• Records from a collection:
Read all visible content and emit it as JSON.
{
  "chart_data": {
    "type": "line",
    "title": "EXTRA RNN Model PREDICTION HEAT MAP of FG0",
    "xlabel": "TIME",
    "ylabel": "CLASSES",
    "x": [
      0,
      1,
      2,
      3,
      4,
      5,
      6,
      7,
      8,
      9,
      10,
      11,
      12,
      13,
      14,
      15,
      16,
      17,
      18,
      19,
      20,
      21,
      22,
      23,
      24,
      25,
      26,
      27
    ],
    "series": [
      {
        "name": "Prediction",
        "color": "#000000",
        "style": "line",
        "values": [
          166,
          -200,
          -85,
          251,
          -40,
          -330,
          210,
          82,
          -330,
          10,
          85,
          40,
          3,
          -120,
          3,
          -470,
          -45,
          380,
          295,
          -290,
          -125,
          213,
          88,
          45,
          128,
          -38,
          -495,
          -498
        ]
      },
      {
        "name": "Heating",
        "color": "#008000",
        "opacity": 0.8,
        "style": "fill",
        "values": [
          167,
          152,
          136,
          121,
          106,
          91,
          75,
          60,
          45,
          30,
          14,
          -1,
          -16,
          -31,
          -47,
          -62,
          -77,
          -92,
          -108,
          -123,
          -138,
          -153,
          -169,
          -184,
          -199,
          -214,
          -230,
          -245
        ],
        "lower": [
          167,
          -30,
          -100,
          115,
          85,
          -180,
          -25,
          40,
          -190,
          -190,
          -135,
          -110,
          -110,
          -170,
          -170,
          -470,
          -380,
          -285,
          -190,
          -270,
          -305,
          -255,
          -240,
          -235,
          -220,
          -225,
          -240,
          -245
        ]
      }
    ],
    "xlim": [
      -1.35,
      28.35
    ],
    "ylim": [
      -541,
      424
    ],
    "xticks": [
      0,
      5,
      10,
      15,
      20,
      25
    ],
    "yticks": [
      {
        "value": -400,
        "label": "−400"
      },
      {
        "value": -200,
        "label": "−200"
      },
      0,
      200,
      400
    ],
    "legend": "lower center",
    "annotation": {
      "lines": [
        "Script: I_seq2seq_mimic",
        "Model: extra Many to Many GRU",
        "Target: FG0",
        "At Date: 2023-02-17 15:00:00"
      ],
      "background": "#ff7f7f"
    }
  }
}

• WHAT THE EXERCISE ASKS:
The records above must be output exactly, in full.

• ANSWER TO THIS TASK:
Read all visible content and emit it as JSON.
{
  "chart_data": {
    "type": "line",
    "title": "EXTRA RNN Model PREDICTION HEAT MAP of FG0",
    "xlabel": "TIME",
    "ylabel": "CLASSES",
    "x": [
      0,
      1,
      2,
      3,
      4,
      5,
      6,
      7,
      8,
      9,
      10,
      11,
      12,
      13,
      14,
      15,
      16,
      17,
      18,
      19,
      20,
      21,
      22,
      23,
      24,
      25,
      26,
      27
    ],
    "series": [
      {
        "name": "Prediction",
        "color": "#000000",
        "style": "line",
        "values": [
          166,
          -200,
          -85,
          251,
          -40,
          -330,
          210,
          82,
          -330,
          10,
          85,
          40,
          3,
          -120,
          3,
          -470,
          -45,
          380,
          295,
          -290,
          -125,
          213,
          88,
          45,
          128,
          -38,
          -495,
          -498
        ]
      },
      {
        "name": "Heating",
        "color": "#008000",
        "opacity": 0.8,
        "style": "fill",
        "values": [
          167,
          152,
          136,
          121,
          106,
          91,
          75,
          60,
          45,
          30,
          14,
          -1,
          -16,
          -31,
          -47,
          -62,
          -77,
          -92,
          -108,
          -123,
          -138,
          -153,
          -169,
          -184,
          -199,
          -214,
          -230,
          -245
        ],
        "lower": [
          167,
          -30,
          -100,
          115,
          85,
          -180,
          -25,
          40,
          -190,
          -190,
          -135,
          -110,
          -110,
          -170,
          -170,
          -470,
          -380,
          -285,
          -190,
          -270,
          -305,
          -255,
          -240,
          -235,
          -220,
          -225,
          -240,
          -245
        ]
      }
    ],
    "xlim": [
      -1.35,
      28.35
    ],
    "ylim": [
      -541,
      424
    ],
    "xticks": [
      0,
      5,
      10,
      15,
      20,
      25
    ],
    "yticks": [
      {
        "value": -400,
        "label": "−400"
      },
      {
        "value": -200,
        "label": "−200"
      },
      0,
      200,
      400
    ],
    "legend": "lower center",
    "annotation": {
      "lines": [
        "Script: I_seq2seq_mimic",
        "Model: extra Many to Many GRU",
        "Target: FG0",
        "At Date: 2023-02-17 15:00:00"
      ],
      "background": "#ff7f7f"
    }
  }
}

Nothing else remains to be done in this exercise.